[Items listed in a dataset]

----

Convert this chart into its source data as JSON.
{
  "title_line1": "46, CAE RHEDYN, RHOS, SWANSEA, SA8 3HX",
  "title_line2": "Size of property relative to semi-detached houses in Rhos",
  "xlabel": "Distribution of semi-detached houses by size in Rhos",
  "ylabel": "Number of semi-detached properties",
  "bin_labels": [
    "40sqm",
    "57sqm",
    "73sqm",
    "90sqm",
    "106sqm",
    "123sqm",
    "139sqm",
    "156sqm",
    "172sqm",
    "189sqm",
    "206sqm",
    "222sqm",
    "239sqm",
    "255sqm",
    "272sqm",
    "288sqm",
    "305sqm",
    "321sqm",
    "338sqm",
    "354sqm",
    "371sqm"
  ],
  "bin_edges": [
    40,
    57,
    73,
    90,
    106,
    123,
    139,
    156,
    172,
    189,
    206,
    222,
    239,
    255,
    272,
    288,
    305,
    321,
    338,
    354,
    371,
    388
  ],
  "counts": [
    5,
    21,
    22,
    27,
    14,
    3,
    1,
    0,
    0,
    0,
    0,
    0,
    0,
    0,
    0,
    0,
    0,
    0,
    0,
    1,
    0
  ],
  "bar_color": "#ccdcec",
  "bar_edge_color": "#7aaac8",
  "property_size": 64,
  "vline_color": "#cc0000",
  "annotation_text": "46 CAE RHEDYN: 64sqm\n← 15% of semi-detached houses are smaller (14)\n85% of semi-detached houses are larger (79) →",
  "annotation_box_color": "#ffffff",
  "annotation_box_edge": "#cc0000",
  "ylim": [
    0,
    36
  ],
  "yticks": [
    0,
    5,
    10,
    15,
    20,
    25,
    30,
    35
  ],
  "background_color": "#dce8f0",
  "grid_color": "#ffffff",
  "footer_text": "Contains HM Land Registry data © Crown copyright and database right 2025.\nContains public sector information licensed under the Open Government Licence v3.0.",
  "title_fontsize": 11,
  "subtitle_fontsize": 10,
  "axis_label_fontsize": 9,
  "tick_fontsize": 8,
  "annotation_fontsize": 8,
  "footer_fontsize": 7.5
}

----

Your task is to list each line of the records with the word "ffffff".

- [RESPONSE TO THIS EXERCISE]
  "annotation_box_color": "#ffffff",
  "grid_color": "#ffffff",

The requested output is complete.